- _EXERCISE INSTRUCTIONS_
Answer these questions from the text on SaaS and PaaS:
1. Which CRM application does the text say popularized SaaS?
2. With what must enterprises be able to integrate new systems in the cloud?
3. From whom may a vendor offering SaaS without PaaS not differ much?

- _TEXT EXTRACT_
========================
Then Salesforce popularized SaaS, software as a service. Salesforce, a CRM application, enabled customers to customize the application on their own through the web interface. Indeed, Salesforce has gone so far in enabling customization that it now justifiably positions its services as PaaS, platform as a service.

While simplifying, I’d say there a few essential characteristics that make Salesforce a platform as well as a CRM application:

  • The ability to create new entities to represent business concepts (such as customers and accounts), attributes for describing these entities, relationships between these entities, and web forms to represent these entities.
  • A flexible, robust security model.
  • Functionality for users to create reports and dashboards.
  • A web service interface with methods for CRUD (create, read, updated, and delete records) and search.
  • A capability for business logic extensions, hooks in the application where it makes calls out to external code that can perform custom business logic.

So we have transitioned from the age of ASP to the age of SaaS; the flexible have won out over the inflexible. But customers should remain wary. Obviously, SaaS vendors vary in the degree of customizations that they can accommodate. And enterprises need to be able to customize extensively. Enterprises must be able to integrate new systems in the cloud with legacy systems in the enterprise. Even if the need for customization is not immediately apparent to those selecting a vendor, the need will become apparent as users encounter the application and demand changes.

I’d go as far as to say that enterprise customers should not choose a SaaS vendor unless its application has been built upon a platform that is also available to the customer as a service. Without an underlying PaaS, enterprises will find SaaS too restrictive. Indeed, a vendor offering SaaS without PaaS may not differ all that much from those long gone ASP vendors.

Anybody have relevant experience with SaaS to share?
========================
- _DATA_
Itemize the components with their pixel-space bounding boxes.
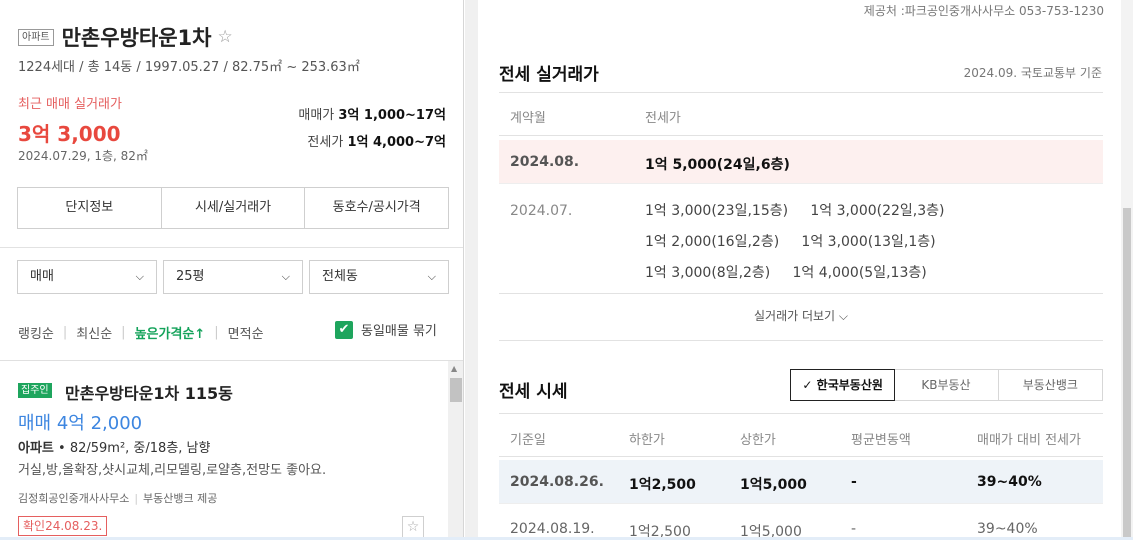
========================
- _FULL SOLUTION_
1. Salesforce
2. Legacy systems in the enterprise
3. The long gone ASP vendors